Collected data entries
• • • • • • •

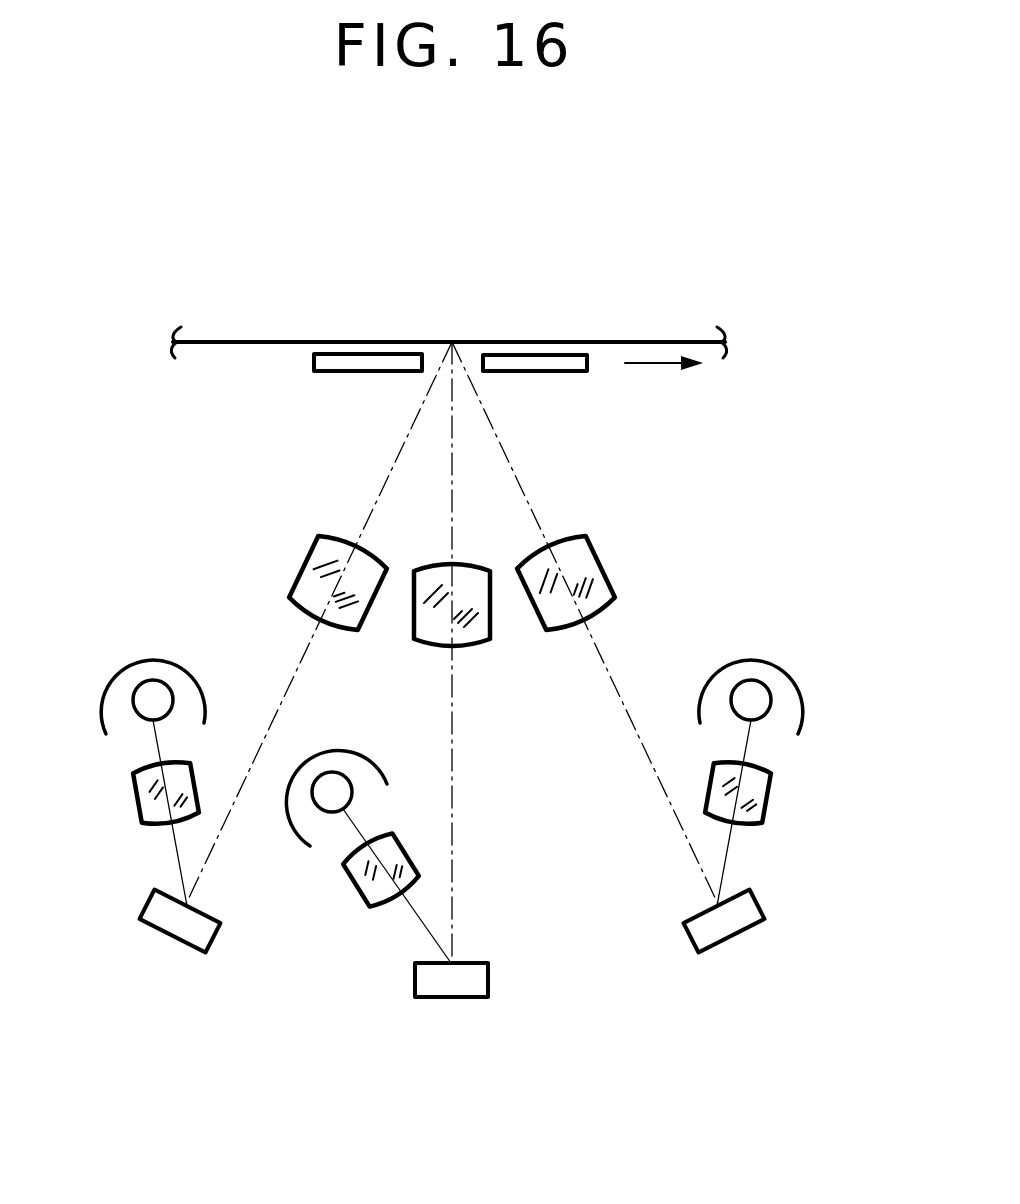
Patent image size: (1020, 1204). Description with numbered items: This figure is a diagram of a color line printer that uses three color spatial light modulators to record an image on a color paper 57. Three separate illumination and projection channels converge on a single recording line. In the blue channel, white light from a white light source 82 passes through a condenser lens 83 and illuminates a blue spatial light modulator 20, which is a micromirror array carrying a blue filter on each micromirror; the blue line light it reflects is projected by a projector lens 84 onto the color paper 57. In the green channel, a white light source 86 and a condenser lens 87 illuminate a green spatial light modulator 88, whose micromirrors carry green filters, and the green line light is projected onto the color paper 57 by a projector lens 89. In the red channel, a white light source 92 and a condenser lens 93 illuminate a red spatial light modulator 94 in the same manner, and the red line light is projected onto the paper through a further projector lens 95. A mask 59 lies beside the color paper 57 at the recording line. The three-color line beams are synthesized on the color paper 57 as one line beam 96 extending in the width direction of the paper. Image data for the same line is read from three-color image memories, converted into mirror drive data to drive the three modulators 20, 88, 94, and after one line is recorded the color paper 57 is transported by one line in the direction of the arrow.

The color paper 57 is at (270, 342).
The line beam 96 is at (452, 342).
The mask 59 is at (363, 372).
The projector lens 84 is at (318, 566).
The projector lens 89 is at (476, 650).
The condensing lens (right) 95 is at (606, 570).
The white light source 82 is at (155, 684).
The condenser lens 83 is at (138, 793).
The blue spatial light modulator 20 is at (184, 930).
The white light source 86 is at (338, 760).
The condenser lens 87 is at (373, 905).
The green spatial light modulator 88 is at (450, 998).
The white light source 92 is at (753, 684).
The condenser lens 93 is at (768, 778).
The red spatial light modulator 94 is at (728, 930).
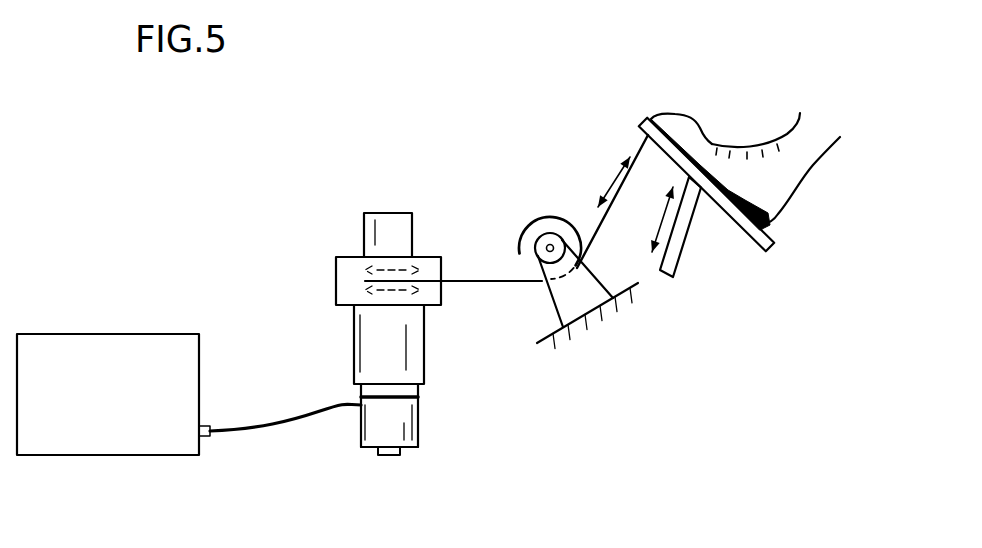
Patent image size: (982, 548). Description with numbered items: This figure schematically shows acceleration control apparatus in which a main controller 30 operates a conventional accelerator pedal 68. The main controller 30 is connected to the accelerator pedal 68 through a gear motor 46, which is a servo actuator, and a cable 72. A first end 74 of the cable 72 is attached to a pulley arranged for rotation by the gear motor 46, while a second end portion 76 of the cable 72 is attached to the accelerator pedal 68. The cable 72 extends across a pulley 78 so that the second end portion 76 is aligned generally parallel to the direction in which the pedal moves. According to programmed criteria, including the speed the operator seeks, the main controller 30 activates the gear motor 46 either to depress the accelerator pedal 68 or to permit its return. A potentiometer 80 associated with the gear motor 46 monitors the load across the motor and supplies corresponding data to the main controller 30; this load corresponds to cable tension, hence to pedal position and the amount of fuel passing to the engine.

The main controller 30 is at (97, 334).
The gear motor 46 is at (440, 340).
The potentiometer 80 is at (367, 225).
The first end 74 is at (436, 252).
The cable 72 is at (477, 283).
The pulley 78 is at (561, 216).
The second end portion 76 is at (634, 200).
The accelerator pedal 68 is at (768, 250).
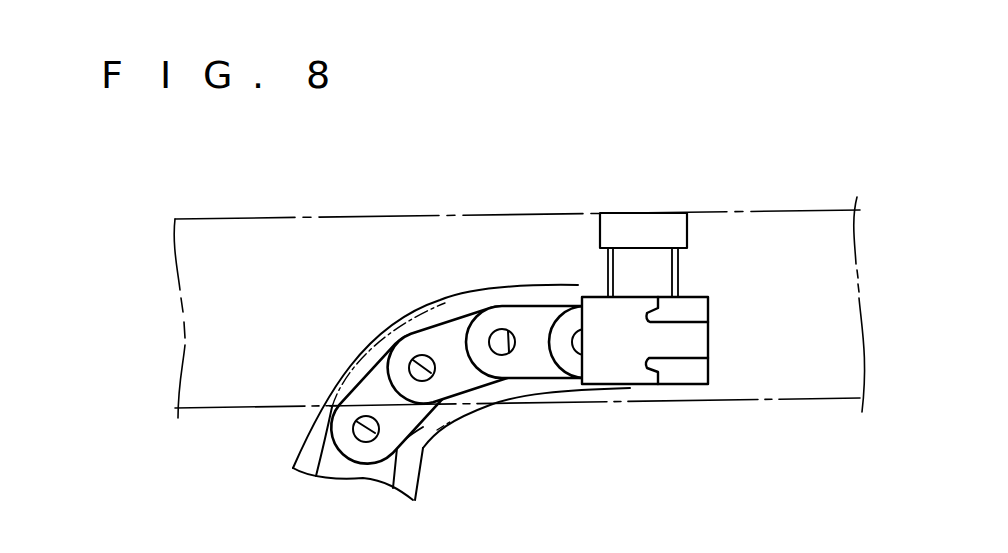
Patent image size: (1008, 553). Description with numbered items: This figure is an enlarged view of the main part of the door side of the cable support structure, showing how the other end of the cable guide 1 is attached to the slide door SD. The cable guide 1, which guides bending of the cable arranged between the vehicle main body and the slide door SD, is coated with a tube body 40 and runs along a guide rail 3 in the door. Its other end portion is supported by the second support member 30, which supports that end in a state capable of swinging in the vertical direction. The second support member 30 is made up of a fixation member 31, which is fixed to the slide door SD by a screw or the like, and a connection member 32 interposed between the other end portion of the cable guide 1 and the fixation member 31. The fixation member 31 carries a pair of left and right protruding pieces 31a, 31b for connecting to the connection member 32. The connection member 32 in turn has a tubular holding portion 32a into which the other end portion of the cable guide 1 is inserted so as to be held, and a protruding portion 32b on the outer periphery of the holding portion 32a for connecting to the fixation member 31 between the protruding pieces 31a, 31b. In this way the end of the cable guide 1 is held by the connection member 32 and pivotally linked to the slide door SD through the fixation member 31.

The cable guide 1 is at (418, 332).
The guide rail 3 is at (417, 433).
The tube body 40 is at (353, 352).
The second support member 30 is at (672, 311).
The fixation member 31 is at (693, 224).
The protruding piece 31a is at (607, 283).
The protruding piece 31b is at (683, 259).
The connection member 32 is at (703, 312).
The holding portion 32a is at (630, 386).
The protruding portion 32b is at (651, 262).
The slide door SD is at (277, 219).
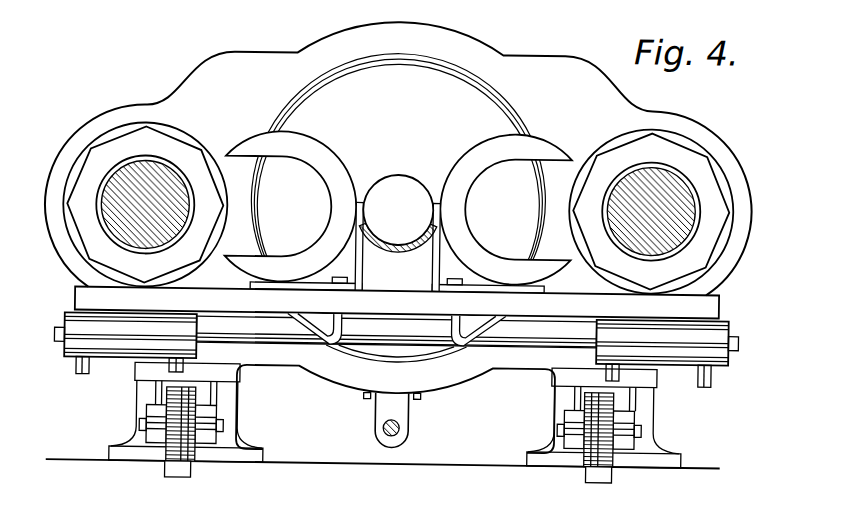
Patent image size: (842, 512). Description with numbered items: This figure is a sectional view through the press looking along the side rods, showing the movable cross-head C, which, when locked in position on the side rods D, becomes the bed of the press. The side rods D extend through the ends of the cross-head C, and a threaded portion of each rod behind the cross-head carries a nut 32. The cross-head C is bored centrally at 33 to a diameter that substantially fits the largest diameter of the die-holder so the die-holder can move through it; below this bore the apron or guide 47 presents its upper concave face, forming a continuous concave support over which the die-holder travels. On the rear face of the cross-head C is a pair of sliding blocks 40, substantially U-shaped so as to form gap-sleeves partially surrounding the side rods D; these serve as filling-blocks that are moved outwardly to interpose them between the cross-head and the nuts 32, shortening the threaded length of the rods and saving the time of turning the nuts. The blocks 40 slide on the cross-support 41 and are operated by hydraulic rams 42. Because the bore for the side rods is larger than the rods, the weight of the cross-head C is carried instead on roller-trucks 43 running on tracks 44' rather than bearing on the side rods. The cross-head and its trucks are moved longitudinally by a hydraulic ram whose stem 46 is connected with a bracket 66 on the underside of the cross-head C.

The movable cross-head C is at (398, 172).
The side rods D is at (112, 222).
The nut 32 is at (398, 207).
The central bore 33 is at (398, 210).
The sliding blocks 40 is at (398, 208).
The cross-support 41 is at (397, 303).
The hydraulic rams 42 is at (197, 350).
The roller-trucks 43 is at (207, 397).
The gear 44' is at (376, 447).
The stem 46 is at (403, 429).
The apron or guide 47 is at (389, 252).
The bracket 66 is at (377, 410).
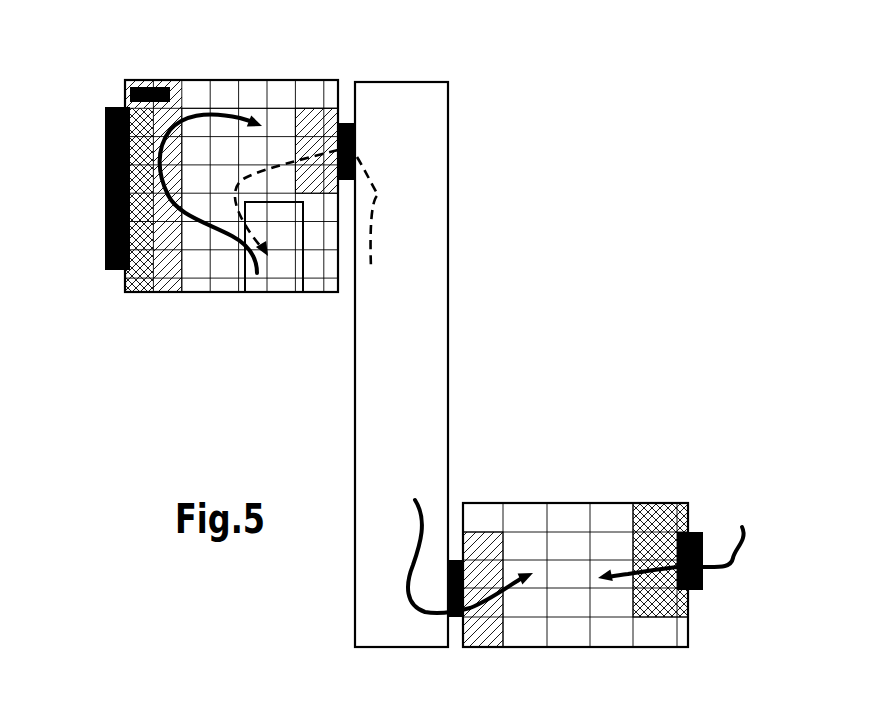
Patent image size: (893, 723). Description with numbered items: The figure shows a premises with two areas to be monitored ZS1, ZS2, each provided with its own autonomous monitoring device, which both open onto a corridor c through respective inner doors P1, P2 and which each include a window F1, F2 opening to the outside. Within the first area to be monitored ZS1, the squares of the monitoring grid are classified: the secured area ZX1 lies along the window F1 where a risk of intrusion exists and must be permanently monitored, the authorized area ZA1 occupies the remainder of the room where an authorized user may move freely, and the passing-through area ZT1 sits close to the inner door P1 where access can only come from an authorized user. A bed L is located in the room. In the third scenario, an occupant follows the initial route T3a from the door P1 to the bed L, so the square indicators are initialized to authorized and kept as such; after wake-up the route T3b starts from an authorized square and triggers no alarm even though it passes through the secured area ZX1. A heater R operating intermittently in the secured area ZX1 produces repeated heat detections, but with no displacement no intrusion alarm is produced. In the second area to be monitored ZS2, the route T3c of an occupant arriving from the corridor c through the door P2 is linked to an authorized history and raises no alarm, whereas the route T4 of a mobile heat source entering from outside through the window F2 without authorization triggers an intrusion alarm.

The heater R is at (133, 87).
The route T3b is at (197, 113).
The area to be monitored ZS1 is at (259, 80).
The passing-through area ZT1 is at (305, 113).
The inner door P1 is at (347, 121).
The route T3a is at (378, 195).
The window F1 is at (105, 232).
The secured area ZX1 is at (167, 272).
The authorized area ZA1 is at (225, 270).
The bed L is at (305, 270).
The corridor c is at (410, 402).
The area to be monitored ZS2 is at (570, 503).
The window F2 is at (698, 532).
The route T3c is at (412, 560).
The route T4 is at (733, 557).
The inner door P2 is at (457, 620).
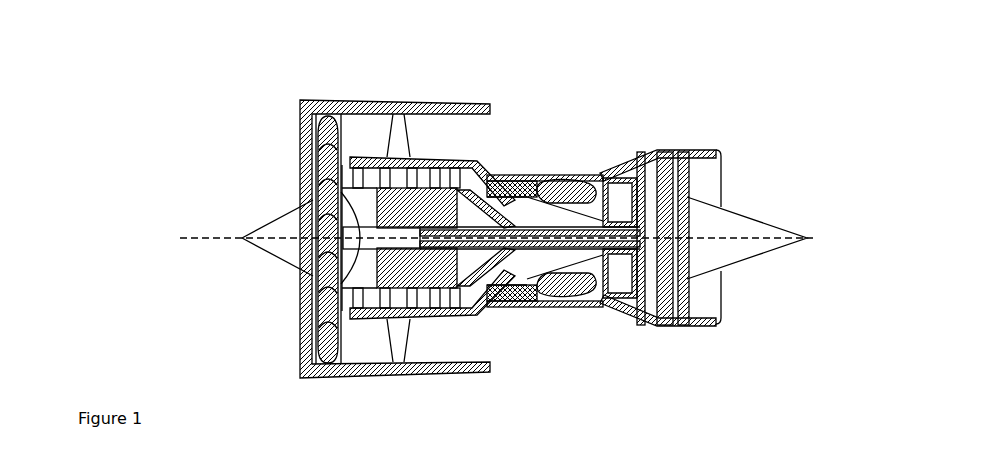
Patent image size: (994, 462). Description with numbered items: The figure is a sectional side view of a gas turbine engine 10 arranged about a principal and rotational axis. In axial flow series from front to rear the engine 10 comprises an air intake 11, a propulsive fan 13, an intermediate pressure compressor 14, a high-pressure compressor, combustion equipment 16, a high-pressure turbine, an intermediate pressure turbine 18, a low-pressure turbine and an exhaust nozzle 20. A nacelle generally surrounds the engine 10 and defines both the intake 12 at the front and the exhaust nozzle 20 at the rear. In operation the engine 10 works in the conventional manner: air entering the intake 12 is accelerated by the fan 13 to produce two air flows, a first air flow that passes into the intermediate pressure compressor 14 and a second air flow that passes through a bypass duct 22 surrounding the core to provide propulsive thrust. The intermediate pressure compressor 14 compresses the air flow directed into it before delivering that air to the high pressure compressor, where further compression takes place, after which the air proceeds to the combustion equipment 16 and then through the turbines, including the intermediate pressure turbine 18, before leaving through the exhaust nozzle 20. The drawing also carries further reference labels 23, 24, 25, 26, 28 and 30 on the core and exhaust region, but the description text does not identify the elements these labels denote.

The gas turbine engine 10 is at (582, 58).
The air intake 11 is at (300, 137).
The intake 12 is at (300, 160).
The propulsive fan 13 is at (212, 238).
The intermediate pressure compressor 14 is at (358, 157).
The combustion equipment 16 is at (537, 172).
The intermediate pressure turbine 18 is at (575, 173).
The exhaust nozzle 20 is at (604, 170).
The bypass duct 22 is at (630, 165).
The bypass duct 23 is at (427, 238).
The turbine stages 24 is at (692, 150).
The exhaust nozzle 25 is at (747, 227).
The fan hub / nose cone 26 is at (336, 285).
The lower diffuser 28 is at (520, 266).
The lower combustor 30 is at (586, 273).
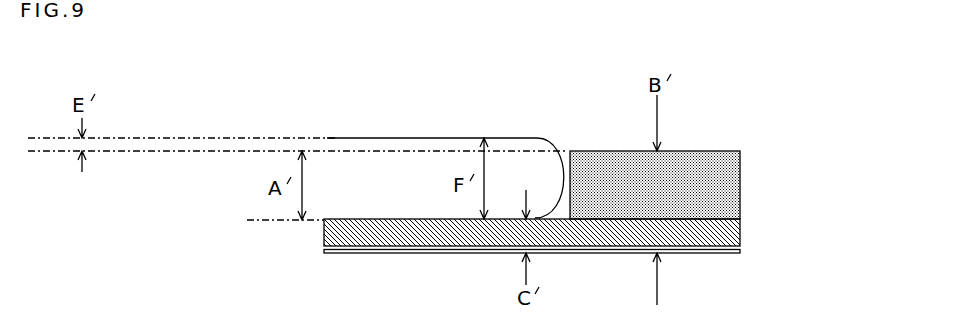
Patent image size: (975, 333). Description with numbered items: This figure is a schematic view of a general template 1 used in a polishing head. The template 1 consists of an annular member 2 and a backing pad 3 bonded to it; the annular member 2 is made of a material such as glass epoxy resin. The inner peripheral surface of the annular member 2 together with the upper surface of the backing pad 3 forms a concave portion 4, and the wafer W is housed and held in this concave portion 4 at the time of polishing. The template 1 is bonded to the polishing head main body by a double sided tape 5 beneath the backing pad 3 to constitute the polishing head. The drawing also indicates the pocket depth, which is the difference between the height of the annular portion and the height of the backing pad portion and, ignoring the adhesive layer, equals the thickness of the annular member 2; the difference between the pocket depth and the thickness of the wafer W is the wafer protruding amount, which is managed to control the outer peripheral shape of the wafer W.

The template 1 is at (746, 120).
The annular member 2 is at (720, 175).
The backing pad 3 is at (722, 235).
The concave portion 4 is at (568, 132).
The double sided tape 5 is at (722, 248).
The wafer W is at (412, 198).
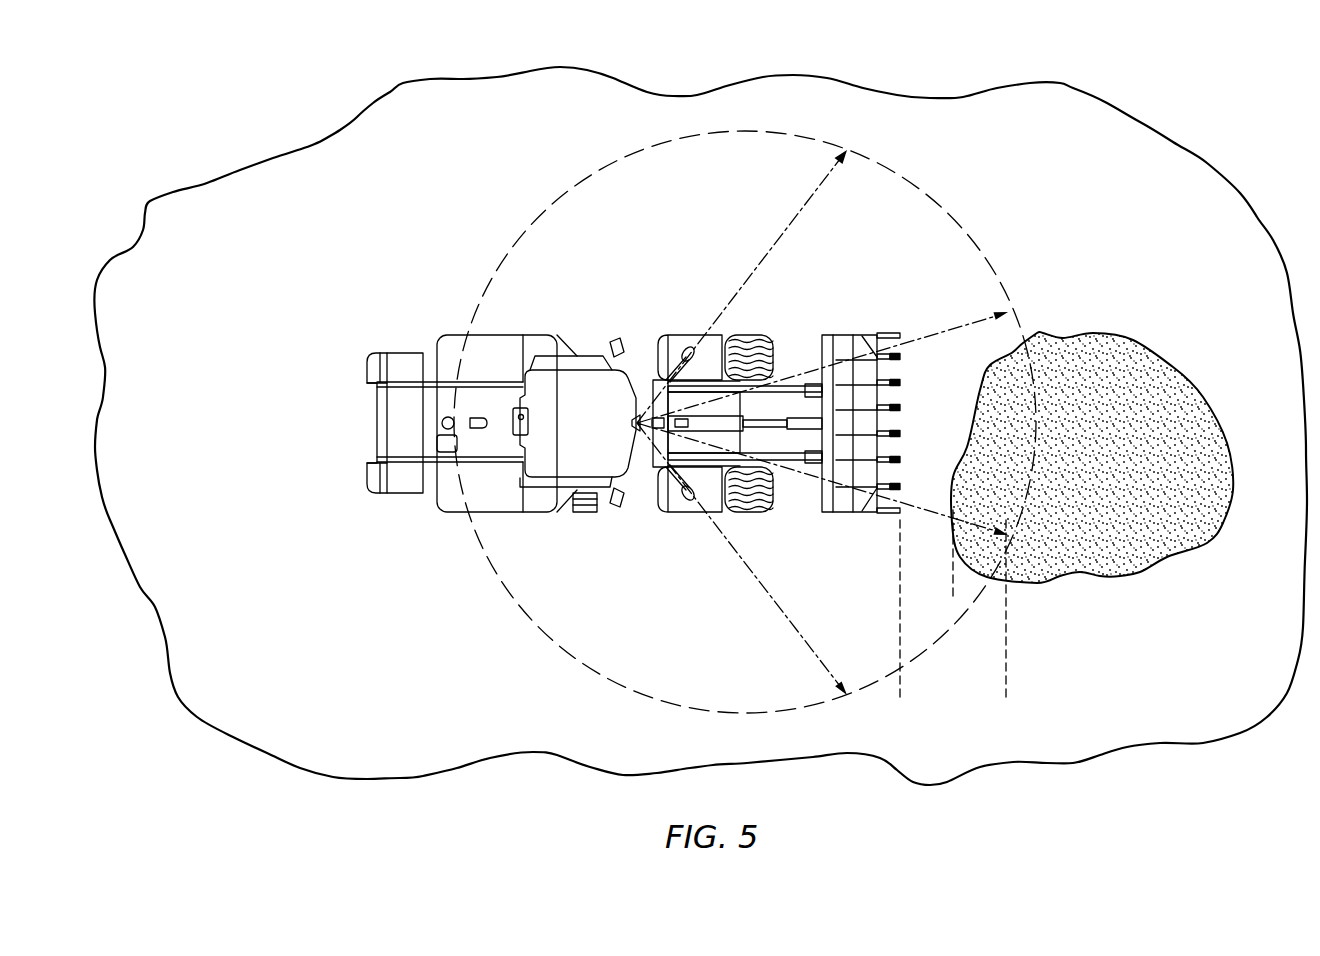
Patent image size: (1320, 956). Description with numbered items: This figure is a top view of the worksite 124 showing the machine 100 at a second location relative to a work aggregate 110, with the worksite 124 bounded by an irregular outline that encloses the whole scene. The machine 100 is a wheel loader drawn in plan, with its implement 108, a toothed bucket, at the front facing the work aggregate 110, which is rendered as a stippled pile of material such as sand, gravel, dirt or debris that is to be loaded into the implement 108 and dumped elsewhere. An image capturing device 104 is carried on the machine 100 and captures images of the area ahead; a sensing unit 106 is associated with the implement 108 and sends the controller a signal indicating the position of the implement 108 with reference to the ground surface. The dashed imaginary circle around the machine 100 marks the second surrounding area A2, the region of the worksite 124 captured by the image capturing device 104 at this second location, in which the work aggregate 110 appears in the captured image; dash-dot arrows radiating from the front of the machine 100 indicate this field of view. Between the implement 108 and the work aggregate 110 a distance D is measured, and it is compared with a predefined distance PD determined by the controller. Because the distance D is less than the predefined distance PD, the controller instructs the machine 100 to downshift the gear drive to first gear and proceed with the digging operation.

• • • • • • •

WHAT YOU SHOULD DO:
Can you format the data between the line holding "Patent image size: (975, 333)." and the line holding "The wafer W is at (412, 198).", inclusive, as a numbered list, leaving out blank lines?

THE REPLY:
1. Patent image size: (975, 333). Description with numbered items: This figure is a schematic view of a general template 1 used in a polishing head. The template 1 consists of an annular member 2 and a backing pad 3 bonded to it; the annular member 2 is made of a material such as glass epoxy resin. The inner peripheral surface of the annular member 2 together with the upper surface of the backing pad 3 forms a concave portion 4, and the wafer W is housed and held in this concave portion 4 at the time of polishing. The template 1 is bonded to the polishing head main body by a double sided tape 5 beneath the backing pad 3 to constitute the polishing head. The drawing also indicates the pocket depth, which is the difference between the height of the annular portion and the height of the backing pad portion and, ignoring the adhesive layer, equals the thickness of the annular member 2; the difference between the pocket depth and the thickness of the wafer W is the wafer protruding amount, which is managed to control the outer peripheral shape of the wafer W.
2. The template 1 is at (746, 120).
3. The annular member 2 is at (720, 175).
4. The backing pad 3 is at (722, 235).
5. The concave portion 4 is at (568, 132).
6. The double sided tape 5 is at (722, 248).
7. The wafer W is at (412, 198).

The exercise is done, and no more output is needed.